**Extracted records**.

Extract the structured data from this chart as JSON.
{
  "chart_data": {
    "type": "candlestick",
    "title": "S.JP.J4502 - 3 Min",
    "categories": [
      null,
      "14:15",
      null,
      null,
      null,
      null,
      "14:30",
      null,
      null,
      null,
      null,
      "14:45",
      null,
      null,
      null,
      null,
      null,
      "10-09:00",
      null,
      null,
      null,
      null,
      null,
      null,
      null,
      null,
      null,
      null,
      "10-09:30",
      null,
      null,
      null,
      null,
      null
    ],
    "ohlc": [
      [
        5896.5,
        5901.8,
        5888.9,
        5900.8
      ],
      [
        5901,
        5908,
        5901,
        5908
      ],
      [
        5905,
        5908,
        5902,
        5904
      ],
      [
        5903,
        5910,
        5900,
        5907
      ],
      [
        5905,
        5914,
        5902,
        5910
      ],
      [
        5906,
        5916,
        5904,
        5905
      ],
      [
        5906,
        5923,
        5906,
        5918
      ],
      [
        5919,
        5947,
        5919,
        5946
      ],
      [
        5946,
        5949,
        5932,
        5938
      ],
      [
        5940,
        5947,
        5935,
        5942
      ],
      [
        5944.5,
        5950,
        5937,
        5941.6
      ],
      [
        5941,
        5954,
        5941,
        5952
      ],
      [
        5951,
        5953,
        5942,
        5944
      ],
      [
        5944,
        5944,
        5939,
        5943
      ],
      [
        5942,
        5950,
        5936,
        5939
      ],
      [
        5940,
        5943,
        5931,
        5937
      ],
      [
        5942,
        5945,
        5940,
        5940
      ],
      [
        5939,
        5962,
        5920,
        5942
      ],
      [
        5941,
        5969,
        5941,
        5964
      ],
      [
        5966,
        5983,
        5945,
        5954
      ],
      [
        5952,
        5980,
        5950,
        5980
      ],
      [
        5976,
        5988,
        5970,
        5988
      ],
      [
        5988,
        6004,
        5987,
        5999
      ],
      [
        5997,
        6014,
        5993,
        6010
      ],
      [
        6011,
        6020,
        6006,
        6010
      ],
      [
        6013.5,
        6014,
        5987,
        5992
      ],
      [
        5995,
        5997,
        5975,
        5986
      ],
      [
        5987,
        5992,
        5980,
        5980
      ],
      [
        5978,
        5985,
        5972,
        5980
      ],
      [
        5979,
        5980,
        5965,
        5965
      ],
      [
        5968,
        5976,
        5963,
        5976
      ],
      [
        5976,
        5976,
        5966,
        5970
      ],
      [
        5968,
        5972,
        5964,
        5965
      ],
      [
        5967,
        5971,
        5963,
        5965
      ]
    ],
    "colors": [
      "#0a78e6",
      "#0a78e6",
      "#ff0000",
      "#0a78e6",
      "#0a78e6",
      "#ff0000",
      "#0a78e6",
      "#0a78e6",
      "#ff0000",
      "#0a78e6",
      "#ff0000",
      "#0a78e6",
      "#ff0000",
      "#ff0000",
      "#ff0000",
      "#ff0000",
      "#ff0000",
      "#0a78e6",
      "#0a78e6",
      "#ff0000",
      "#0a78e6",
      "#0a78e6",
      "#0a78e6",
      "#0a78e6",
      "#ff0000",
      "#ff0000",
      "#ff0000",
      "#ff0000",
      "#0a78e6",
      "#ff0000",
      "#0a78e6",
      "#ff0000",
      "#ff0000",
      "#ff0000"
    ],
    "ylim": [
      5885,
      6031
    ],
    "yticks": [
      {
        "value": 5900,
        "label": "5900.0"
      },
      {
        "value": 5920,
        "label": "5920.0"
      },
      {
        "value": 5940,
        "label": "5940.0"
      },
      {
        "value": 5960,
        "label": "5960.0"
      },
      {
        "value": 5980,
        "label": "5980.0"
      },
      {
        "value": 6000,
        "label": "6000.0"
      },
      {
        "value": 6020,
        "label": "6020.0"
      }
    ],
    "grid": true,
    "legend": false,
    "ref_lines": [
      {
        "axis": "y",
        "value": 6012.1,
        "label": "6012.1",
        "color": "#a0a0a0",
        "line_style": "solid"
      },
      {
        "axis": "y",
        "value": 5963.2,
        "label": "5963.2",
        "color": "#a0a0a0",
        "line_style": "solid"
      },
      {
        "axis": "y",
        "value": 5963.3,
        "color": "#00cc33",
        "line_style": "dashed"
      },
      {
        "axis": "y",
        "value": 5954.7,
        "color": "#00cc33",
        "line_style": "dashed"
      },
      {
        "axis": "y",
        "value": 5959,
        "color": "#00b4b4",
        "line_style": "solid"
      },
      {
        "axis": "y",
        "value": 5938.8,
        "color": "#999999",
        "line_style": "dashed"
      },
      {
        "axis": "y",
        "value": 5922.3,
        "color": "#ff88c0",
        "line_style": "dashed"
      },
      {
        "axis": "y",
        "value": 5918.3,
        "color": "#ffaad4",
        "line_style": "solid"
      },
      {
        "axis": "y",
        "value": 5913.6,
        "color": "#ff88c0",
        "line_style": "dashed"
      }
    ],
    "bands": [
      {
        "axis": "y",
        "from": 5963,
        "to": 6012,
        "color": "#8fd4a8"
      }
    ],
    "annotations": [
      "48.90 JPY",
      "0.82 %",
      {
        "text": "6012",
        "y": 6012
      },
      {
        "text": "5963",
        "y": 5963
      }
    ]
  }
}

**Instructions for the task**.
Reproduce the listing shown above in its entirety, exactly.

**Written response**.
Extract the structured data from this chart as JSON.
{
  "chart_data": {
    "type": "candlestick",
    "title": "S.JP.J4502 - 3 Min",
    "categories": [
      null,
      "14:15",
      null,
      null,
      null,
      null,
      "14:30",
      null,
      null,
      null,
      null,
      "14:45",
      null,
      null,
      null,
      null,
      null,
      "10-09:00",
      null,
      null,
      null,
      null,
      null,
      null,
      null,
      null,
      null,
      null,
      "10-09:30",
      null,
      null,
      null,
      null,
      null
    ],
    "ohlc": [
      [
        5896.5,
        5901.8,
        5888.9,
        5900.8
      ],
      [
        5901,
        5908,
        5901,
        5908
      ],
      [
        5905,
        5908,
        5902,
        5904
      ],
      [
        5903,
        5910,
        5900,
        5907
      ],
      [
        5905,
        5914,
        5902,
        5910
      ],
      [
        5906,
        5916,
        5904,
        5905
      ],
      [
        5906,
        5923,
        5906,
        5918
      ],
      [
        5919,
        5947,
        5919,
        5946
      ],
      [
        5946,
        5949,
        5932,
        5938
      ],
      [
        5940,
        5947,
        5935,
        5942
      ],
      [
        5944.5,
        5950,
        5937,
        5941.6
      ],
      [
        5941,
        5954,
        5941,
        5952
      ],
      [
        5951,
        5953,
        5942,
        5944
      ],
      [
        5944,
        5944,
        5939,
        5943
      ],
      [
        5942,
        5950,
        5936,
        5939
      ],
      [
        5940,
        5943,
        5931,
        5937
      ],
      [
        5942,
        5945,
        5940,
        5940
      ],
      [
        5939,
        5962,
        5920,
        5942
      ],
      [
        5941,
        5969,
        5941,
        5964
      ],
      [
        5966,
        5983,
        5945,
        5954
      ],
      [
        5952,
        5980,
        5950,
        5980
      ],
      [
        5976,
        5988,
        5970,
        5988
      ],
      [
        5988,
        6004,
        5987,
        5999
      ],
      [
        5997,
        6014,
        5993,
        6010
      ],
      [
        6011,
        6020,
        6006,
        6010
      ],
      [
        6013.5,
        6014,
        5987,
        5992
      ],
      [
        5995,
        5997,
        5975,
        5986
      ],
      [
        5987,
        5992,
        5980,
        5980
      ],
      [
        5978,
        5985,
        5972,
        5980
      ],
      [
        5979,
        5980,
        5965,
        5965
      ],
      [
        5968,
        5976,
        5963,
        5976
      ],
      [
        5976,
        5976,
        5966,
        5970
      ],
      [
        5968,
        5972,
        5964,
        5965
      ],
      [
        5967,
        5971,
        5963,
        5965
      ]
    ],
    "colors": [
      "#0a78e6",
      "#0a78e6",
      "#ff0000",
      "#0a78e6",
      "#0a78e6",
      "#ff0000",
      "#0a78e6",
      "#0a78e6",
      "#ff0000",
      "#0a78e6",
      "#ff0000",
      "#0a78e6",
      "#ff0000",
      "#ff0000",
      "#ff0000",
      "#ff0000",
      "#ff0000",
      "#0a78e6",
      "#0a78e6",
      "#ff0000",
      "#0a78e6",
      "#0a78e6",
      "#0a78e6",
      "#0a78e6",
      "#ff0000",
      "#ff0000",
      "#ff0000",
      "#ff0000",
      "#0a78e6",
      "#ff0000",
      "#0a78e6",
      "#ff0000",
      "#ff0000",
      "#ff0000"
    ],
    "ylim": [
      5885,
      6031
    ],
    "yticks": [
      {
        "value": 5900,
        "label": "5900.0"
      },
      {
        "value": 5920,
        "label": "5920.0"
      },
      {
        "value": 5940,
        "label": "5940.0"
      },
      {
        "value": 5960,
        "label": "5960.0"
      },
      {
        "value": 5980,
        "label": "5980.0"
      },
      {
        "value": 6000,
        "label": "6000.0"
      },
      {
        "value": 6020,
        "label": "6020.0"
      }
    ],
    "grid": true,
    "legend": false,
    "ref_lines": [
      {
        "axis": "y",
        "value": 6012.1,
        "label": "6012.1",
        "color": "#a0a0a0",
        "line_style": "solid"
      },
      {
        "axis": "y",
        "value": 5963.2,
        "label": "5963.2",
        "color": "#a0a0a0",
        "line_style": "solid"
      },
      {
        "axis": "y",
        "value": 5963.3,
        "color": "#00cc33",
        "line_style": "dashed"
      },
      {
        "axis": "y",
        "value": 5954.7,
        "color": "#00cc33",
        "line_style": "dashed"
      },
      {
        "axis": "y",
        "value": 5959,
        "color": "#00b4b4",
        "line_style": "solid"
      },
      {
        "axis": "y",
        "value": 5938.8,
        "color": "#999999",
        "line_style": "dashed"
      },
      {
        "axis": "y",
        "value": 5922.3,
        "color": "#ff88c0",
        "line_style": "dashed"
      },
      {
        "axis": "y",
        "value": 5918.3,
        "color": "#ffaad4",
        "line_style": "solid"
      },
      {
        "axis": "y",
        "value": 5913.6,
        "color": "#ff88c0",
        "line_style": "dashed"
      }
    ],
    "bands": [
      {
        "axis": "y",
        "from": 5963,
        "to": 6012,
        "color": "#8fd4a8"
      }
    ],
    "annotations": [
      "48.90 JPY",
      "0.82 %",
      {
        "text": "6012",
        "y": 6012
      },
      {
        "text": "5963",
        "y": 5963
      }
    ]
  }
}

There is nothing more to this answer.